AVAILABLE RECORDS:
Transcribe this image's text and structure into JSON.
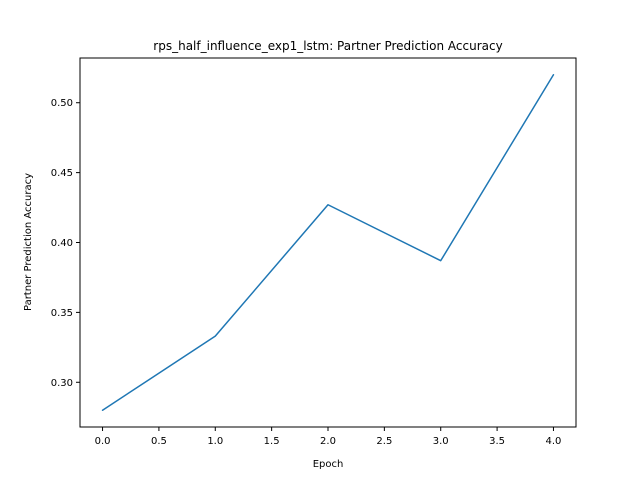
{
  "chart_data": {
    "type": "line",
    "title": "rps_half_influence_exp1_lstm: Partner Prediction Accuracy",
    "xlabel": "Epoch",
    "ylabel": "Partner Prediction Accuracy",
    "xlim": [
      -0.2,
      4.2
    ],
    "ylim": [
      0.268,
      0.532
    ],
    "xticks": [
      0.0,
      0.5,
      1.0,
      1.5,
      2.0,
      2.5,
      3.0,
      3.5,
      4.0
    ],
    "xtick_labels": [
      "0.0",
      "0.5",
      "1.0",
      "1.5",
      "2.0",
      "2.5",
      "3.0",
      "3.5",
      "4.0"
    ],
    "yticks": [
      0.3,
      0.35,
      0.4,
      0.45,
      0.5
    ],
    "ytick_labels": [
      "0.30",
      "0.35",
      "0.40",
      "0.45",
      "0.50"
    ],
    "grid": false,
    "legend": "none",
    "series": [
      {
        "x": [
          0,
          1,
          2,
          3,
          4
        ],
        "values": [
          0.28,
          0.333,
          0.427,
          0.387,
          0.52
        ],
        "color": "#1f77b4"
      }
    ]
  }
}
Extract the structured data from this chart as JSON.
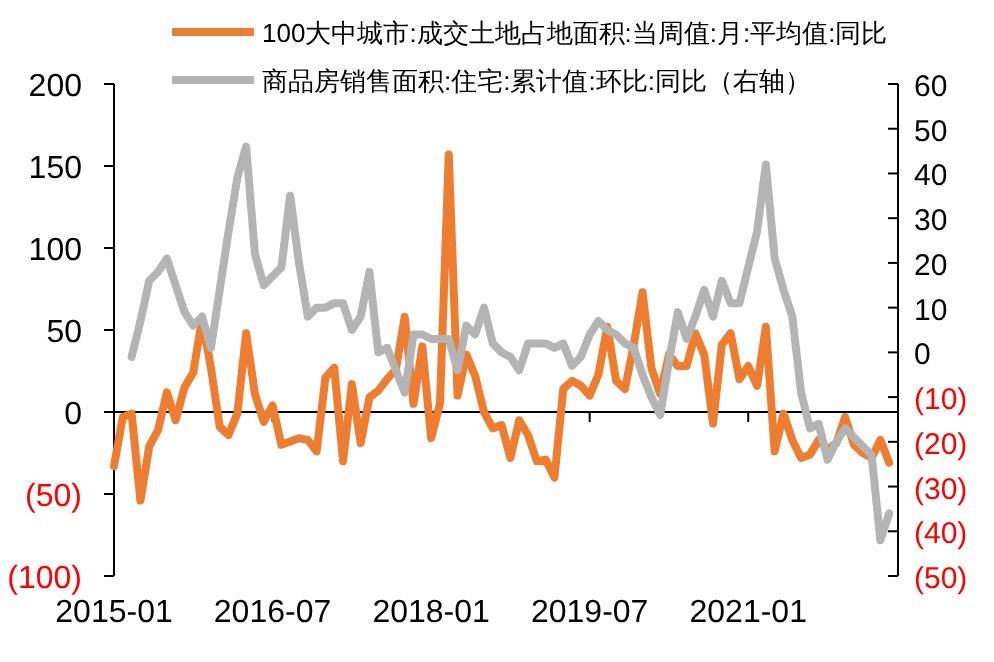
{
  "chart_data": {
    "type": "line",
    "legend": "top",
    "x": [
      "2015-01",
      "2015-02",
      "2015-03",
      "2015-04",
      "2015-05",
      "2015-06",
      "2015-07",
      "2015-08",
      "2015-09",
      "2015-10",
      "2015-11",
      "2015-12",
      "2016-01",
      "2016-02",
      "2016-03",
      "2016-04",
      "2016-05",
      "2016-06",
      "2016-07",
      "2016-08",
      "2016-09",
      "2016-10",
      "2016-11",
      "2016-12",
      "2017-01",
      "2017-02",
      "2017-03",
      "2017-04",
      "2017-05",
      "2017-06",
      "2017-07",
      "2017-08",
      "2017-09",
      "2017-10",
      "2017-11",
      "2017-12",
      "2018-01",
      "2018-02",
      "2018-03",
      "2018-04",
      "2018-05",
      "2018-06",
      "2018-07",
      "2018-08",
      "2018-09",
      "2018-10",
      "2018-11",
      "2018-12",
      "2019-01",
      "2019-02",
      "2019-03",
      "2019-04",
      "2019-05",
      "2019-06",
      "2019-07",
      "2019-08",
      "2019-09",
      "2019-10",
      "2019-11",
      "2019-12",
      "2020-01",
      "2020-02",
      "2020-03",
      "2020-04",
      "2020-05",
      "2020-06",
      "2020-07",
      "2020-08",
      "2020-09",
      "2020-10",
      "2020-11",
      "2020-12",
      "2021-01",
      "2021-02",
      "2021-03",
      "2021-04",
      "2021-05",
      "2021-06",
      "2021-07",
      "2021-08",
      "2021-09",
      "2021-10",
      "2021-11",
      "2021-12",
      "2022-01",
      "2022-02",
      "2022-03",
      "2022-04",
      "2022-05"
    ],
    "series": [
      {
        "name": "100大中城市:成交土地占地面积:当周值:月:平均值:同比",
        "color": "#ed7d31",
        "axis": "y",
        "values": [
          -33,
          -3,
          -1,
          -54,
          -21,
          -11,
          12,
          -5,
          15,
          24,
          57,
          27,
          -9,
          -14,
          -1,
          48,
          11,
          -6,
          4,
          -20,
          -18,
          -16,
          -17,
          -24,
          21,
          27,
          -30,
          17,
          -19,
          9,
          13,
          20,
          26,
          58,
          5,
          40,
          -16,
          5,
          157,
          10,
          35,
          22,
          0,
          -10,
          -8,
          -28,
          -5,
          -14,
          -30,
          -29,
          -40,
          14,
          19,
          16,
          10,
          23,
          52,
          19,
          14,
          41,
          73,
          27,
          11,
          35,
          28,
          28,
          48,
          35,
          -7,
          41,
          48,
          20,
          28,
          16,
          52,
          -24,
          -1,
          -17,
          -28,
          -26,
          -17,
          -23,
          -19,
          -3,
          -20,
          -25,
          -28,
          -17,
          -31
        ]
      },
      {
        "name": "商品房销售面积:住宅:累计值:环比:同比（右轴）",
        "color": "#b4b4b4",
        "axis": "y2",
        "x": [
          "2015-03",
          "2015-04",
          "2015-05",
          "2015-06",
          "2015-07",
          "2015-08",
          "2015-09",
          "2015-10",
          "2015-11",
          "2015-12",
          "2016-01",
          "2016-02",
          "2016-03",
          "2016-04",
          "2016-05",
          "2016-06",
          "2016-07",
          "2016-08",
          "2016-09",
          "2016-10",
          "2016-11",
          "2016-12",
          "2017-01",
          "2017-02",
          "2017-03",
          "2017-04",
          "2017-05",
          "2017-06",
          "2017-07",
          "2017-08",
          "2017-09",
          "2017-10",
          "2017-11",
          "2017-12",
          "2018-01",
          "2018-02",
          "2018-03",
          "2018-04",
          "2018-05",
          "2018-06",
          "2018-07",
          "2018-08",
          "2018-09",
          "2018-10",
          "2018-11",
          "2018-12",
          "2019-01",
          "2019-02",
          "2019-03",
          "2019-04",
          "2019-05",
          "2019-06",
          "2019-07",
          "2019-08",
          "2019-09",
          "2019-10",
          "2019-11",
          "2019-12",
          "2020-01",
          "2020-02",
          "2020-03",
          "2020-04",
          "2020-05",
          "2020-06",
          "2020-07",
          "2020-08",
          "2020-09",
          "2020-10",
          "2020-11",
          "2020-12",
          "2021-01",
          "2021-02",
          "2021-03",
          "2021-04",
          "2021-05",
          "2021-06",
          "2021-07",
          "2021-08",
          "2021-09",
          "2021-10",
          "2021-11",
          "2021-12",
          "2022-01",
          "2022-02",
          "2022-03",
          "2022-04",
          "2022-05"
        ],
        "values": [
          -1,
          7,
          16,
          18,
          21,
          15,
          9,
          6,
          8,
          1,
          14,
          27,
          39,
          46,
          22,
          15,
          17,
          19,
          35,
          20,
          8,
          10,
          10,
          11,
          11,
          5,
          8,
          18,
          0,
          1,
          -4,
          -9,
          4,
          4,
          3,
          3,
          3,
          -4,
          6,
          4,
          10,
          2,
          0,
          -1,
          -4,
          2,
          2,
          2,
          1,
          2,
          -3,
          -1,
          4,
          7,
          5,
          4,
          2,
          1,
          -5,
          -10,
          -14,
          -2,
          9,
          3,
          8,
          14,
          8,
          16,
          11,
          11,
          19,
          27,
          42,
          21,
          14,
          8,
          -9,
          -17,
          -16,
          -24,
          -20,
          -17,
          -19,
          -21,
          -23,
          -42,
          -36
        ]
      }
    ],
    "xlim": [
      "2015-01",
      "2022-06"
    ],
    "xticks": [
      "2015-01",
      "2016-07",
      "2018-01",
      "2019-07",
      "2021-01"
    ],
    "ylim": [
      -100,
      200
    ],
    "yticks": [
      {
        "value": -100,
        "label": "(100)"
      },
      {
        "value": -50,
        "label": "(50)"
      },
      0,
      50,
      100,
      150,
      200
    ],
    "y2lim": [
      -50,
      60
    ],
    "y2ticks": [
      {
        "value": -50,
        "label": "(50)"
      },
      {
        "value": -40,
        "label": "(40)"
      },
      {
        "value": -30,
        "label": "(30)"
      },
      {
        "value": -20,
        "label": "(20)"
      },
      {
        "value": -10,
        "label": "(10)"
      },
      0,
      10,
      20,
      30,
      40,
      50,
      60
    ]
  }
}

WHAT TO DO: Each line containing "Accuracy" counts once; state the total number of such lines and nothing else.

SOLUTION TO THE PROBLEM: 2